BEGIN

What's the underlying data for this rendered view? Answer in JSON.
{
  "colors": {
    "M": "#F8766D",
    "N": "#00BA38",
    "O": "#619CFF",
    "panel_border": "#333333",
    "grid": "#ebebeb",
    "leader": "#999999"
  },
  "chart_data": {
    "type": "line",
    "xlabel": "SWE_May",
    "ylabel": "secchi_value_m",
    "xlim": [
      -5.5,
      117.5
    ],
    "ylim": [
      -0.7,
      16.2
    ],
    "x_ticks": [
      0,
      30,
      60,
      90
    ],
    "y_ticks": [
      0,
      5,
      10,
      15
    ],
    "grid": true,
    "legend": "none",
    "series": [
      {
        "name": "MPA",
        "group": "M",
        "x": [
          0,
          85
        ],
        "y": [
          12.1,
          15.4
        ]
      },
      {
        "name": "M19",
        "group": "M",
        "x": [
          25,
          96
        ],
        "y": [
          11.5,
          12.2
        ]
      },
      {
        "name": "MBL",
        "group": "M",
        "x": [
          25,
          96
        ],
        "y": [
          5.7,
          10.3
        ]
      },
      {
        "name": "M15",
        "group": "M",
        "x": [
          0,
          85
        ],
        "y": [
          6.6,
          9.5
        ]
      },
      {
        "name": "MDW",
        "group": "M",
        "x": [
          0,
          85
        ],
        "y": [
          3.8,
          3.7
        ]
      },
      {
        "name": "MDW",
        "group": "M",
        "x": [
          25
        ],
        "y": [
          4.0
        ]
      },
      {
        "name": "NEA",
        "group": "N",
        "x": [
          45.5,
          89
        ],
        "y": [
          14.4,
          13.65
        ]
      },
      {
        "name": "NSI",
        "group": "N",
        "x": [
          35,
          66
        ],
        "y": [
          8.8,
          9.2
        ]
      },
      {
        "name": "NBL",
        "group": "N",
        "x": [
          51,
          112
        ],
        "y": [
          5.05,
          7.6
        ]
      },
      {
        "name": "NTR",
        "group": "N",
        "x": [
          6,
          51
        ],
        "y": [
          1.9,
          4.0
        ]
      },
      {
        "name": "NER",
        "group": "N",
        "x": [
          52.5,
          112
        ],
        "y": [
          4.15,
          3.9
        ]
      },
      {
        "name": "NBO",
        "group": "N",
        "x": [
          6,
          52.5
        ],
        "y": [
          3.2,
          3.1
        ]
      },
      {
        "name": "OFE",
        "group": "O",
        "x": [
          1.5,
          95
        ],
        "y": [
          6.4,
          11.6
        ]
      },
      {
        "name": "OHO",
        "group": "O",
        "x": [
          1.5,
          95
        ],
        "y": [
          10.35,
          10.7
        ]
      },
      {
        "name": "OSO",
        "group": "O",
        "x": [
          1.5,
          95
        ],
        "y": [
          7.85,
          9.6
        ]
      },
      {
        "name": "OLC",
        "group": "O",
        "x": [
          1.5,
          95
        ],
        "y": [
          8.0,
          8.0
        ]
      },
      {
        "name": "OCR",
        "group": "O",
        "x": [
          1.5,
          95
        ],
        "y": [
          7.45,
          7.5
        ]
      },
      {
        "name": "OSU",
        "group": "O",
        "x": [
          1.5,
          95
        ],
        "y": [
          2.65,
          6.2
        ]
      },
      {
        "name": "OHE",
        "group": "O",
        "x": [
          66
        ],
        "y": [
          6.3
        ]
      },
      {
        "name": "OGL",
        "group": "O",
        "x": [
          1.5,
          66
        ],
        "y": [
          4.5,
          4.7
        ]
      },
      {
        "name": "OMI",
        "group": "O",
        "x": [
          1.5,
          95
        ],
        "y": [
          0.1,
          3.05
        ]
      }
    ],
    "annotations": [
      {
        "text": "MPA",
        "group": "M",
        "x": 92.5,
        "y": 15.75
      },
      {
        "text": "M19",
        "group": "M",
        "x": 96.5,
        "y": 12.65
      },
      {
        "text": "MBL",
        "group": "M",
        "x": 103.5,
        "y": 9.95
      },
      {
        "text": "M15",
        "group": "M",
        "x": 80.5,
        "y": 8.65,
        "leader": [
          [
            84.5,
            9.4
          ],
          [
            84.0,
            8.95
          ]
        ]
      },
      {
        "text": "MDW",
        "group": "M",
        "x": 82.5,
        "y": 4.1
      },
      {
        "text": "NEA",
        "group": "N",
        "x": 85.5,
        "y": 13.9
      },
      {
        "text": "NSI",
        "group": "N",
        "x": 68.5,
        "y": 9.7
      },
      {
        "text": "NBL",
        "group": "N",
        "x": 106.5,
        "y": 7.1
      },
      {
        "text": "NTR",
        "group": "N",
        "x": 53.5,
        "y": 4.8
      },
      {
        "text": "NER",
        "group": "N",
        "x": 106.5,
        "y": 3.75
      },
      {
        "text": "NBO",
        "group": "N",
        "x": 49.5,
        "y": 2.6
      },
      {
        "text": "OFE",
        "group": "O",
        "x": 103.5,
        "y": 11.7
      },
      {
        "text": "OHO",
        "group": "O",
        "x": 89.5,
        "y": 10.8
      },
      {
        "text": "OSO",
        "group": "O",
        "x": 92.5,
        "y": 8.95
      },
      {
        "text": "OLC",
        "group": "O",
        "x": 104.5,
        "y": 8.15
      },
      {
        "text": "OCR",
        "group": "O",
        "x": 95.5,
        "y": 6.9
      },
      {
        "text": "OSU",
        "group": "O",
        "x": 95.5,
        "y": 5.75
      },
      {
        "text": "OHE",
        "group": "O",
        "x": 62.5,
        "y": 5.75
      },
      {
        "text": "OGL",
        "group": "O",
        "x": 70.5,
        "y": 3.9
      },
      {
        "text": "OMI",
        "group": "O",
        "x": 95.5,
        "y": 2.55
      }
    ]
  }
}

END

What you have to do: Write out all the entries exactly.

Result:
What's the underlying data for this rendered view? Answer in JSON.
{
  "colors": {
    "M": "#F8766D",
    "N": "#00BA38",
    "O": "#619CFF",
    "panel_border": "#333333",
    "grid": "#ebebeb",
    "leader": "#999999"
  },
  "chart_data": {
    "type": "line",
    "xlabel": "SWE_May",
    "ylabel": "secchi_value_m",
    "xlim": [
      -5.5,
      117.5
    ],
    "ylim": [
      -0.7,
      16.2
    ],
    "x_ticks": [
      0,
      30,
      60,
      90
    ],
    "y_ticks": [
      0,
      5,
      10,
      15
    ],
    "grid": true,
    "legend": "none",
    "series": [
      {
        "name": "MPA",
        "group": "M",
        "x": [
          0,
          85
        ],
        "y": [
          12.1,
          15.4
        ]
      },
      {
        "name": "M19",
        "group": "M",
        "x": [
          25,
          96
        ],
        "y": [
          11.5,
          12.2
        ]
      },
      {
        "name": "MBL",
        "group": "M",
        "x": [
          25,
          96
        ],
        "y": [
          5.7,
          10.3
        ]
      },
      {
        "name": "M15",
        "group": "M",
        "x": [
          0,
          85
        ],
        "y": [
          6.6,
          9.5
        ]
      },
      {
        "name": "MDW",
        "group": "M",
        "x": [
          0,
          85
        ],
        "y": [
          3.8,
          3.7
        ]
      },
      {
        "name": "MDW",
        "group": "M",
        "x": [
          25
        ],
        "y": [
          4.0
        ]
      },
      {
        "name": "NEA",
        "group": "N",
        "x": [
          45.5,
          89
        ],
        "y": [
          14.4,
          13.65
        ]
      },
      {
        "name": "NSI",
        "group": "N",
        "x": [
          35,
          66
        ],
        "y": [
          8.8,
          9.2
        ]
      },
      {
        "name": "NBL",
        "group": "N",
        "x": [
          51,
          112
        ],
        "y": [
          5.05,
          7.6
        ]
      },
      {
        "name": "NTR",
        "group": "N",
        "x": [
          6,
          51
        ],
        "y": [
          1.9,
          4.0
        ]
      },
      {
        "name": "NER",
        "group": "N",
        "x": [
          52.5,
          112
        ],
        "y": [
          4.15,
          3.9
        ]
      },
      {
        "name": "NBO",
        "group": "N",
        "x": [
          6,
          52.5
        ],
        "y": [
          3.2,
          3.1
        ]
      },
      {
        "name": "OFE",
        "group": "O",
        "x": [
          1.5,
          95
        ],
        "y": [
          6.4,
          11.6
        ]
      },
      {
        "name": "OHO",
        "group": "O",
        "x": [
          1.5,
          95
        ],
        "y": [
          10.35,
          10.7
        ]
      },
      {
        "name": "OSO",
        "group": "O",
        "x": [
          1.5,
          95
        ],
        "y": [
          7.85,
          9.6
        ]
      },
      {
        "name": "OLC",
        "group": "O",
        "x": [
          1.5,
          95
        ],
        "y": [
          8.0,
          8.0
        ]
      },
      {
        "name": "OCR",
        "group": "O",
        "x": [
          1.5,
          95
        ],
        "y": [
          7.45,
          7.5
        ]
      },
      {
        "name": "OSU",
        "group": "O",
        "x": [
          1.5,
          95
        ],
        "y": [
          2.65,
          6.2
        ]
      },
      {
        "name": "OHE",
        "group": "O",
        "x": [
          66
        ],
        "y": [
          6.3
        ]
      },
      {
        "name": "OGL",
        "group": "O",
        "x": [
          1.5,
          66
        ],
        "y": [
          4.5,
          4.7
        ]
      },
      {
        "name": "OMI",
        "group": "O",
        "x": [
          1.5,
          95
        ],
        "y": [
          0.1,
          3.05
        ]
      }
    ],
    "annotations": [
      {
        "text": "MPA",
        "group": "M",
        "x": 92.5,
        "y": 15.75
      },
      {
        "text": "M19",
        "group": "M",
        "x": 96.5,
        "y": 12.65
      },
      {
        "text": "MBL",
        "group": "M",
        "x": 103.5,
        "y": 9.95
      },
      {
        "text": "M15",
        "group": "M",
        "x": 80.5,
        "y": 8.65,
        "leader": [
          [
            84.5,
            9.4
          ],
          [
            84.0,
            8.95
          ]
        ]
      },
      {
        "text": "MDW",
        "group": "M",
        "x": 82.5,
        "y": 4.1
      },
      {
        "text": "NEA",
        "group": "N",
        "x": 85.5,
        "y": 13.9
      },
      {
        "text": "NSI",
        "group": "N",
        "x": 68.5,
        "y": 9.7
      },
      {
        "text": "NBL",
        "group": "N",
        "x": 106.5,
        "y": 7.1
      },
      {
        "text": "NTR",
        "group": "N",
        "x": 53.5,
        "y": 4.8
      },
      {
        "text": "NER",
        "group": "N",
        "x": 106.5,
        "y": 3.75
      },
      {
        "text": "NBO",
        "group": "N",
        "x": 49.5,
        "y": 2.6
      },
      {
        "text": "OFE",
        "group": "O",
        "x": 103.5,
        "y": 11.7
      },
      {
        "text": "OHO",
        "group": "O",
        "x": 89.5,
        "y": 10.8
      },
      {
        "text": "OSO",
        "group": "O",
        "x": 92.5,
        "y": 8.95
      },
      {
        "text": "OLC",
        "group": "O",
        "x": 104.5,
        "y": 8.15
      },
      {
        "text": "OCR",
        "group": "O",
        "x": 95.5,
        "y": 6.9
      },
      {
        "text": "OSU",
        "group": "O",
        "x": 95.5,
        "y": 5.75
      },
      {
        "text": "OHE",
        "group": "O",
        "x": 62.5,
        "y": 5.75
      },
      {
        "text": "OGL",
        "group": "O",
        "x": 70.5,
        "y": 3.9
      },
      {
        "text": "OMI",
        "group": "O",
        "x": 95.5,
        "y": 2.55
      }
    ]
  }
}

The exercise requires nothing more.